• _RECORDS PROVIDED_
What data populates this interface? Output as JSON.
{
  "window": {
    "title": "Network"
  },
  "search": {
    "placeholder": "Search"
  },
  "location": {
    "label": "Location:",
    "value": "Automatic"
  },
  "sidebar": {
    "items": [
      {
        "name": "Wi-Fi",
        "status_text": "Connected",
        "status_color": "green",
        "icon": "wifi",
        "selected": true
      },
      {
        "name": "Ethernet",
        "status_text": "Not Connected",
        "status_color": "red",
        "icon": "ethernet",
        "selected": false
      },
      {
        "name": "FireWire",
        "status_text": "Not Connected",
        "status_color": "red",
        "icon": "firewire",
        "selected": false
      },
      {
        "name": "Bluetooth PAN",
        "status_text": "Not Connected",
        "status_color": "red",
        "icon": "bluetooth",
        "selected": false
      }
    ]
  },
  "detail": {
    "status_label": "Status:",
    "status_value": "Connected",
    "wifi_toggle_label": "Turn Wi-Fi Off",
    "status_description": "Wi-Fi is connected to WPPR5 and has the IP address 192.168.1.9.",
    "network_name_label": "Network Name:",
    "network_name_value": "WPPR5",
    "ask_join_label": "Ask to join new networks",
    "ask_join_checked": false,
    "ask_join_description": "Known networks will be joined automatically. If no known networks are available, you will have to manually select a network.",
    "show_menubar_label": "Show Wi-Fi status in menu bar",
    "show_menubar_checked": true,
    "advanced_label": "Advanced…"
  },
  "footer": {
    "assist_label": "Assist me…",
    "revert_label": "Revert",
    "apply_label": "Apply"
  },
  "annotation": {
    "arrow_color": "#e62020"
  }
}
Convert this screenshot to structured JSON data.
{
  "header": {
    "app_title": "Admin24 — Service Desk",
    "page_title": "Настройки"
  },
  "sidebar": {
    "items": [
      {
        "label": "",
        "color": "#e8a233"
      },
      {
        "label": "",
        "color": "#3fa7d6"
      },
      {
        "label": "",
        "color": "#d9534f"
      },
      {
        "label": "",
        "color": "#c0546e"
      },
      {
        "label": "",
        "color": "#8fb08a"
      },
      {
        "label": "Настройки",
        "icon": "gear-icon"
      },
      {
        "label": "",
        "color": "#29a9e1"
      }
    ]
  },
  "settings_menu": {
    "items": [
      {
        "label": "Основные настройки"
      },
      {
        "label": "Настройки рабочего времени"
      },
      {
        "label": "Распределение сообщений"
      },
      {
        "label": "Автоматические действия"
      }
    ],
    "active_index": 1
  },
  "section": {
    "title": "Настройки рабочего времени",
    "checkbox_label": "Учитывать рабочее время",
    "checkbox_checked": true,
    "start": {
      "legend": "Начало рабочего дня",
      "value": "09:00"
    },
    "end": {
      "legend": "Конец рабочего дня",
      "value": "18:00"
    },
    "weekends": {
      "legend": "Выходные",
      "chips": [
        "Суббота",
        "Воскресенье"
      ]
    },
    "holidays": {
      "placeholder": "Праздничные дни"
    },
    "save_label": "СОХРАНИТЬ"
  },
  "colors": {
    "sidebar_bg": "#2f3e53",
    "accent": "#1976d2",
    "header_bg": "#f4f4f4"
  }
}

• _WORK TO BE COMPLETED_
All lines holding the word "data" should be picked out and copied.

• _TASK RESULT_
What data populates this interface? Output as JSON.
Convert this screenshot to structured JSON data.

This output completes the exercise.